#### Stated exercise:
Reproduce the entire listing word for word.

=-=-=

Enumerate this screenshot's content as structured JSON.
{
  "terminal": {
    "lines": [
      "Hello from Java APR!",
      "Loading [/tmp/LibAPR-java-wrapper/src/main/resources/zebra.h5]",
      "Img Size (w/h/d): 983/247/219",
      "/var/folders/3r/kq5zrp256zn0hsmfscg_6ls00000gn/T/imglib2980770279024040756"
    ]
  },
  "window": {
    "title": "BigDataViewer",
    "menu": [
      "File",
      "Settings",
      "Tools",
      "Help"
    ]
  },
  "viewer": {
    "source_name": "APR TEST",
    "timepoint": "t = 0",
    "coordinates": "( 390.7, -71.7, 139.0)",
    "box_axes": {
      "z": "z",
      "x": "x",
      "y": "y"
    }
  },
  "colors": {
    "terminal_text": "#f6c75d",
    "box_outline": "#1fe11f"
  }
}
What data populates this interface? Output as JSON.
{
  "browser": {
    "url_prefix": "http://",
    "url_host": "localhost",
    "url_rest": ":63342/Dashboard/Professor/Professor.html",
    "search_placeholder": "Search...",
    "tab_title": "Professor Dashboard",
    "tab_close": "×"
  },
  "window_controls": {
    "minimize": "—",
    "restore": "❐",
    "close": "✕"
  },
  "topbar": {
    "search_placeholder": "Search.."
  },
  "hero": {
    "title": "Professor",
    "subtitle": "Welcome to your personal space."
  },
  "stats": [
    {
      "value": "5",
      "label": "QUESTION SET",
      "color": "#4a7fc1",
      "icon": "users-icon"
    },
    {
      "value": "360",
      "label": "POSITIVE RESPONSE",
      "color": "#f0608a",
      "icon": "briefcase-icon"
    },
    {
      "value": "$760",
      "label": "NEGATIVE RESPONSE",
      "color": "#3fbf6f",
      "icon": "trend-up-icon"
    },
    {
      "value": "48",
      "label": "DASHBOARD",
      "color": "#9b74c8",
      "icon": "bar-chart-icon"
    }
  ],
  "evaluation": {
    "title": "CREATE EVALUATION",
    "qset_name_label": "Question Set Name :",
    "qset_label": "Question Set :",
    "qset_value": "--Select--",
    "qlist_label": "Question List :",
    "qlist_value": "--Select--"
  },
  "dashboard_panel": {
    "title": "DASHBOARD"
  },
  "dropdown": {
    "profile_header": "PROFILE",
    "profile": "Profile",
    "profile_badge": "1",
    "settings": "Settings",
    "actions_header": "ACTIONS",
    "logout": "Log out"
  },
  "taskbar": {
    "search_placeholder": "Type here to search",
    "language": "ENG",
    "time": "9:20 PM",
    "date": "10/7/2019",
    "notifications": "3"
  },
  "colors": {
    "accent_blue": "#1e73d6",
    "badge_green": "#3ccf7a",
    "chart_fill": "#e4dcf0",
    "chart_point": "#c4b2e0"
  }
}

=-=-=

#### Answer to this problem:
Enumerate this screenshot's content as structured JSON.
{
  "terminal": {
    "lines": [
      "Hello from Java APR!",
      "Loading [/tmp/LibAPR-java-wrapper/src/main/resources/zebra.h5]",
      "Img Size (w/h/d): 983/247/219",
      "/var/folders/3r/kq5zrp256zn0hsmfscg_6ls00000gn/T/imglib2980770279024040756"
    ]
  },
  "window": {
    "title": "BigDataViewer",
    "menu": [
      "File",
      "Settings",
      "Tools",
      "Help"
    ]
  },
  "viewer": {
    "source_name": "APR TEST",
    "timepoint": "t = 0",
    "coordinates": "( 390.7, -71.7, 139.0)",
    "box_axes": {
      "z": "z",
      "x": "x",
      "y": "y"
    }
  },
  "colors": {
    "terminal_text": "#f6c75d",
    "box_outline": "#1fe11f"
  }
}
What data populates this interface? Output as JSON.
{
  "browser": {
    "url_prefix": "http://",
    "url_host": "localhost",
    "url_rest": ":63342/Dashboard/Professor/Professor.html",
    "search_placeholder": "Search...",
    "tab_title": "Professor Dashboard",
    "tab_close": "×"
  },
  "window_controls": {
    "minimize": "—",
    "restore": "❐",
    "close": "✕"
  },
  "topbar": {
    "search_placeholder": "Search.."
  },
  "hero": {
    "title": "Professor",
    "subtitle": "Welcome to your personal space."
  },
  "stats": [
    {
      "value": "5",
      "label": "QUESTION SET",
      "color": "#4a7fc1",
      "icon": "users-icon"
    },
    {
      "value": "360",
      "label": "POSITIVE RESPONSE",
      "color": "#f0608a",
      "icon": "briefcase-icon"
    },
    {
      "value": "$760",
      "label": "NEGATIVE RESPONSE",
      "color": "#3fbf6f",
      "icon": "trend-up-icon"
    },
    {
      "value": "48",
      "label": "DASHBOARD",
      "color": "#9b74c8",
      "icon": "bar-chart-icon"
    }
  ],
  "evaluation": {
    "title": "CREATE EVALUATION",
    "qset_name_label": "Question Set Name :",
    "qset_label": "Question Set :",
    "qset_value": "--Select--",
    "qlist_label": "Question List :",
    "qlist_value": "--Select--"
  },
  "dashboard_panel": {
    "title": "DASHBOARD"
  },
  "dropdown": {
    "profile_header": "PROFILE",
    "profile": "Profile",
    "profile_badge": "1",
    "settings": "Settings",
    "actions_header": "ACTIONS",
    "logout": "Log out"
  },
  "taskbar": {
    "search_placeholder": "Type here to search",
    "language": "ENG",
    "time": "9:20 PM",
    "date": "10/7/2019",
    "notifications": "3"
  },
  "colors": {
    "accent_blue": "#1e73d6",
    "badge_green": "#3ccf7a",
    "chart_fill": "#e4dcf0",
    "chart_point": "#c4b2e0"
  }
}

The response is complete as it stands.